▶ [Exercise details]: Give every line again exactly as it appears, please, but not the pictures.

** begin Data to use **

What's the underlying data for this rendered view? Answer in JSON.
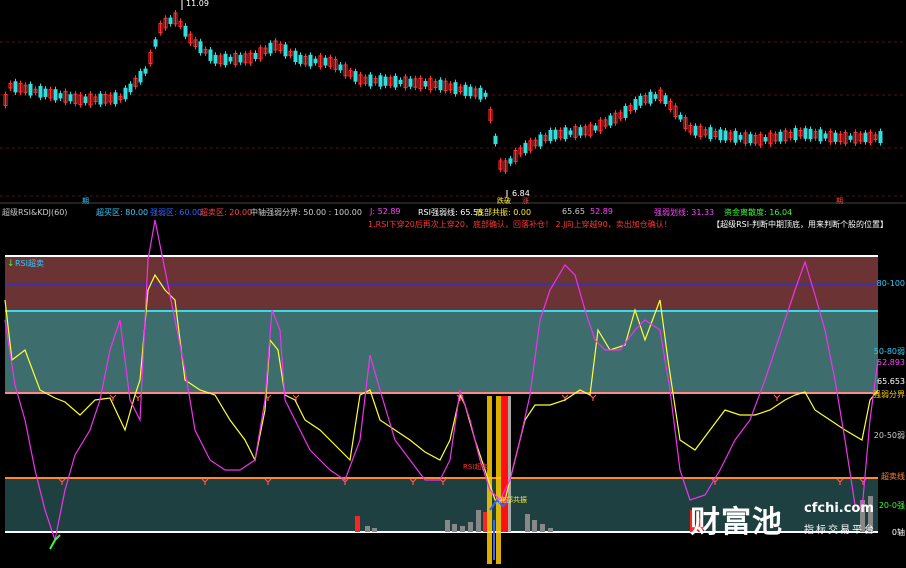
{
  "upper_panel": {
    "price_high_label": "11.09",
    "price_low_label": "6.84",
    "bottom_markers": [
      {
        "text": "期",
        "color": "#33ccff"
      },
      {
        "text": "跌破",
        "color": "#ffee33"
      },
      {
        "text": "涨",
        "color": "#ff4444"
      },
      {
        "text": "期",
        "color": "#ff4444"
      }
    ]
  },
  "indicator_header": {
    "name": "超级RSI&KDJ(60)",
    "chao_mai_qu_label": "超买区",
    "chao_mai_qu_value": "80.00",
    "items": [
      {
        "text": "超买区: 80.00",
        "color": "#33ccff"
      },
      {
        "text": "强弱区: 60.00",
        "color": "#3366ff"
      },
      {
        "text": "超卖区: 20.00",
        "color": "#ff4444"
      },
      {
        "text": "中轴强弱分界: 50.00 : 100.00",
        "color": "#cccccc"
      },
      {
        "text": "J: 52.89",
        "color": "#ff44ff"
      },
      {
        "text": "RSI强弱线: 65.55",
        "color": "#ffffff"
      },
      {
        "text": "底部共振: 0.00",
        "color": "#ffee33"
      },
      {
        "text": "65.65",
        "color": "#cccccc"
      },
      {
        "text": "52.89",
        "color": "#ff44ff"
      },
      {
        "text": "强弱划线: 31.33",
        "color": "#ff44ff"
      },
      {
        "text": "资金离散度: 16.04",
        "color": "#33ff33"
      }
    ],
    "condition_text": "1.RSI下穿20后再次上穿20，底部确认，回落补仓！ 2.J向上穿越90，卖出加仓确认！",
    "hint_text": "【超级RSI-判断中期顶底，用来判断个股的位置】"
  },
  "lower_panel": {
    "legend_label": "RSI超卖",
    "signal_labels": [
      {
        "text": "RSI超卖",
        "color": "#ff3333"
      },
      {
        "text": "底部共振",
        "color": "#ffee33"
      }
    ],
    "axis_labels": [
      {
        "text": "80-100",
        "color": "#33ccff"
      },
      {
        "text": "50-80弱",
        "color": "#33ccff"
      },
      {
        "text": "65.653",
        "color": "#ffffff"
      },
      {
        "text": "52.893",
        "color": "#ff44ff"
      },
      {
        "text": "强弱分界",
        "color": "#ffcc00"
      },
      {
        "text": "20-50弱",
        "color": "#cccccc"
      },
      {
        "text": "超卖线",
        "color": "#ff8833"
      },
      {
        "text": "20-0强",
        "color": "#33ff33"
      },
      {
        "text": "0轴",
        "color": "#ffffff"
      }
    ]
  },
  "watermark": {
    "logo_text": "财富池",
    "domain_text": "cfchi.com",
    "slogan_text": "指标交易平台"
  }
}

** end Data to use **

▶ [Output of the task]:
What's the underlying data for this rendered view? Answer in JSON.
{
  "upper_panel": {
    "price_high_label": "11.09",
    "price_low_label": "6.84",
    "bottom_markers": [
      {
        "text": "期",
        "color": "#33ccff"
      },
      {
        "text": "跌破",
        "color": "#ffee33"
      },
      {
        "text": "涨",
        "color": "#ff4444"
      },
      {
        "text": "期",
        "color": "#ff4444"
      }
    ]
  },
  "indicator_header": {
    "name": "超级RSI&KDJ(60)",
    "chao_mai_qu_label": "超买区",
    "chao_mai_qu_value": "80.00",
    "items": [
      {
        "text": "超买区: 80.00",
        "color": "#33ccff"
      },
      {
        "text": "强弱区: 60.00",
        "color": "#3366ff"
      },
      {
        "text": "超卖区: 20.00",
        "color": "#ff4444"
      },
      {
        "text": "中轴强弱分界: 50.00 : 100.00",
        "color": "#cccccc"
      },
      {
        "text": "J: 52.89",
        "color": "#ff44ff"
      },
      {
        "text": "RSI强弱线: 65.55",
        "color": "#ffffff"
      },
      {
        "text": "底部共振: 0.00",
        "color": "#ffee33"
      },
      {
        "text": "65.65",
        "color": "#cccccc"
      },
      {
        "text": "52.89",
        "color": "#ff44ff"
      },
      {
        "text": "强弱划线: 31.33",
        "color": "#ff44ff"
      },
      {
        "text": "资金离散度: 16.04",
        "color": "#33ff33"
      }
    ],
    "condition_text": "1.RSI下穿20后再次上穿20，底部确认，回落补仓！ 2.J向上穿越90，卖出加仓确认！",
    "hint_text": "【超级RSI-判断中期顶底，用来判断个股的位置】"
  },
  "lower_panel": {
    "legend_label": "RSI超卖",
    "signal_labels": [
      {
        "text": "RSI超卖",
        "color": "#ff3333"
      },
      {
        "text": "底部共振",
        "color": "#ffee33"
      }
    ],
    "axis_labels": [
      {
        "text": "80-100",
        "color": "#33ccff"
      },
      {
        "text": "50-80弱",
        "color": "#33ccff"
      },
      {
        "text": "65.653",
        "color": "#ffffff"
      },
      {
        "text": "52.893",
        "color": "#ff44ff"
      },
      {
        "text": "强弱分界",
        "color": "#ffcc00"
      },
      {
        "text": "20-50弱",
        "color": "#cccccc"
      },
      {
        "text": "超卖线",
        "color": "#ff8833"
      },
      {
        "text": "20-0强",
        "color": "#33ff33"
      },
      {
        "text": "0轴",
        "color": "#ffffff"
      }
    ]
  },
  "watermark": {
    "logo_text": "财富池",
    "domain_text": "cfchi.com",
    "slogan_text": "指标交易平台"
  }
}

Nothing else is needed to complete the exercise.